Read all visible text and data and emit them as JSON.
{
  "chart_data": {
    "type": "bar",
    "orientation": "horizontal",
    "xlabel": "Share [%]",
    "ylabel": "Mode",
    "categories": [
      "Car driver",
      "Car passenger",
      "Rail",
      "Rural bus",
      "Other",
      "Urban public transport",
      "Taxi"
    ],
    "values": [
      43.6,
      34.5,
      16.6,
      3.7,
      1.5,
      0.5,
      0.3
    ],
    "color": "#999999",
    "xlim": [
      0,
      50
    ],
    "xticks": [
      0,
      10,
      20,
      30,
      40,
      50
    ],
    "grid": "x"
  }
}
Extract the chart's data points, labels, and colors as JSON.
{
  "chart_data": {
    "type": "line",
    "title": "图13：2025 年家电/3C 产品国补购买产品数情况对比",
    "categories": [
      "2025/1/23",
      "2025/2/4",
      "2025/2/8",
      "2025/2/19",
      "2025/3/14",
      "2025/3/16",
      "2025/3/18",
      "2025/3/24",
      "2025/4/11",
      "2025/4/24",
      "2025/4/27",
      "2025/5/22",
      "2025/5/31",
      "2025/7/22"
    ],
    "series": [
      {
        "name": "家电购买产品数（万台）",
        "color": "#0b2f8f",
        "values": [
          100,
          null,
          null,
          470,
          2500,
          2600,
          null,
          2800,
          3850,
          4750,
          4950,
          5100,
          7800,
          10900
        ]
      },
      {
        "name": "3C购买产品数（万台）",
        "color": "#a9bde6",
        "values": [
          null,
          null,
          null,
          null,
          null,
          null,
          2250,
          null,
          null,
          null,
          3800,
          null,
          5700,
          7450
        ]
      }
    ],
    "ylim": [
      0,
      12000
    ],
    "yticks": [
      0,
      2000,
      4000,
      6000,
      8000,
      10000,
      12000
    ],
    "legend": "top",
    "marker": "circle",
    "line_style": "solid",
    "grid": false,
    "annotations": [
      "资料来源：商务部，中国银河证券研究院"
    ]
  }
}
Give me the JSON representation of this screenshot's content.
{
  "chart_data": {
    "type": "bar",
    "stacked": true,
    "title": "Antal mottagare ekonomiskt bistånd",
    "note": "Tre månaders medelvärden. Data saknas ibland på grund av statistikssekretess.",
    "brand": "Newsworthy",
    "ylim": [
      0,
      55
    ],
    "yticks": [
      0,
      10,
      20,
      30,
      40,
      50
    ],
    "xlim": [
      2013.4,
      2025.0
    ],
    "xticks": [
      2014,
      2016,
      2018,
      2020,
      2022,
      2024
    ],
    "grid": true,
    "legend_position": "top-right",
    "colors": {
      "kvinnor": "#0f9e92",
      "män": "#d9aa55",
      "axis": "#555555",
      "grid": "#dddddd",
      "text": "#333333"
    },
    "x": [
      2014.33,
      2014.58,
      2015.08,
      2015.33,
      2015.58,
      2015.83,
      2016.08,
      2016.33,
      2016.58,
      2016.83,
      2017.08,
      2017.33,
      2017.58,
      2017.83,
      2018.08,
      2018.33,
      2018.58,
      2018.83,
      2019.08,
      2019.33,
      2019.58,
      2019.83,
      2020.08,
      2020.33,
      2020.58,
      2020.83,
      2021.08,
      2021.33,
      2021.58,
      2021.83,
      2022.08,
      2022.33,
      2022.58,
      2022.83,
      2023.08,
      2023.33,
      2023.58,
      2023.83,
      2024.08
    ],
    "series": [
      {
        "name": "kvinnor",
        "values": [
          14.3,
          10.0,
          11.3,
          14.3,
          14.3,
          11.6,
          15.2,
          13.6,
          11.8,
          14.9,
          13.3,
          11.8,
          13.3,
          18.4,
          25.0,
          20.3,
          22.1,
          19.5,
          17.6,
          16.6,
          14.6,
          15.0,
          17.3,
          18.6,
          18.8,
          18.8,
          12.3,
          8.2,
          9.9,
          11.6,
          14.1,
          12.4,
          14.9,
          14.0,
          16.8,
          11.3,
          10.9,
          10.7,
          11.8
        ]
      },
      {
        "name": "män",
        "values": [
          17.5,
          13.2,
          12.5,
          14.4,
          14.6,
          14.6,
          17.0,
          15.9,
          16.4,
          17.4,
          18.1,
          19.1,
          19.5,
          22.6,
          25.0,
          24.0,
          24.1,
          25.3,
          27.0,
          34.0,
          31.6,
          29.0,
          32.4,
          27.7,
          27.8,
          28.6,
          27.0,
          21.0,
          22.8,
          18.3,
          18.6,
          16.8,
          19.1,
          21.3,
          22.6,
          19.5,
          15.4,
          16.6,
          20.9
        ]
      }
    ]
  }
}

★ ★ ★ ★

Select all lines with the word "name" from the entries above.

        "name": "家电购买产品数（万台）",
        "name": "3C购买产品数（万台）",
        "name": "kvinnor",
        "name": "män",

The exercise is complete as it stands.